**EXTRACTED INFORMATION**

----------------------------------------

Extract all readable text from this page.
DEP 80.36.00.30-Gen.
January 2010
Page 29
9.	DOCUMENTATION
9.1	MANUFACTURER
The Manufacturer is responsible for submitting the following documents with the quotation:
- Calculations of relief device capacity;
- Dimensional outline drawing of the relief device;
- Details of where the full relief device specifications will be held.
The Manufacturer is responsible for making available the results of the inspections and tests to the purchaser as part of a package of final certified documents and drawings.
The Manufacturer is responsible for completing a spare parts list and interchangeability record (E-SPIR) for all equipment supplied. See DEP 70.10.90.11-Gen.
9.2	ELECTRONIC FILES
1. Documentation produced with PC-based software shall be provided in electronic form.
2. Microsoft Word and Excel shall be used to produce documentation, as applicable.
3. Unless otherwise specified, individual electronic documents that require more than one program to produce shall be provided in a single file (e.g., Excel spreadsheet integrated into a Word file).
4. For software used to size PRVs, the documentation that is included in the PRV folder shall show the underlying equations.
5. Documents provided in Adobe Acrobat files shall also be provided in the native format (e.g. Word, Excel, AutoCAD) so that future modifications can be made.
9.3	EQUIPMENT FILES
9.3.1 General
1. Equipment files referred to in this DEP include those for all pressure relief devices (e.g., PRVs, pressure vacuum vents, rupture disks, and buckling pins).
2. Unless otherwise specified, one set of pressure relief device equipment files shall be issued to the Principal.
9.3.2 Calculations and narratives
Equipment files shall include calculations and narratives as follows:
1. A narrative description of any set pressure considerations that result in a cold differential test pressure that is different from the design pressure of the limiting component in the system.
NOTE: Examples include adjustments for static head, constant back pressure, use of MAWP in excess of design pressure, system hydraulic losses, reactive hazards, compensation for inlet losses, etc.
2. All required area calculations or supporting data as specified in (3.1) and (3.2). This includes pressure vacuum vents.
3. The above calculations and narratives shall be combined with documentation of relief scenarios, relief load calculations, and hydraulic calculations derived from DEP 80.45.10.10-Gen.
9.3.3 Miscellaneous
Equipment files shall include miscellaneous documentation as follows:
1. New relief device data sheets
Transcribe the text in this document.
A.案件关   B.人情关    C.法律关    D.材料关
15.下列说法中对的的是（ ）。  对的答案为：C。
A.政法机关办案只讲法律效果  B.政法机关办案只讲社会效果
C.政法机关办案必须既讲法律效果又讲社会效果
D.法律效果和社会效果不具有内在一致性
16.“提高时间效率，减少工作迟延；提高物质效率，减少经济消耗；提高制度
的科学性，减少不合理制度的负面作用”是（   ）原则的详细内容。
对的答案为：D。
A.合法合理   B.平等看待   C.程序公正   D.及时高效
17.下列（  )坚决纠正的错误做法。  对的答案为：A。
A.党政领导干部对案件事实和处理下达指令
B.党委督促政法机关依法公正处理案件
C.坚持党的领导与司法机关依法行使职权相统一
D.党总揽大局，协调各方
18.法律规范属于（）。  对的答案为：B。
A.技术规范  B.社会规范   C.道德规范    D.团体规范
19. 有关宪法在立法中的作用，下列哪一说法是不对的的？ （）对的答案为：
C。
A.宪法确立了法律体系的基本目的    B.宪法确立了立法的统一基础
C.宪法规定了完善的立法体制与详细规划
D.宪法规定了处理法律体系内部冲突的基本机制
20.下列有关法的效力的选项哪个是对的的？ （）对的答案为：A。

----------------------------------------

**EXERCISE BRIEF**
Using the material above, copy every line in which the string "Unless" occurs.

**WRITTEN REPLY**
3. Unless otherwise specified, individual electronic documents that require more than one program to produce shall be provided in a single file (e.g., Excel spreadsheet integrated into a Word file).
2. Unless otherwise specified, one set of pressure relief device equipment files shall be issued to the Principal.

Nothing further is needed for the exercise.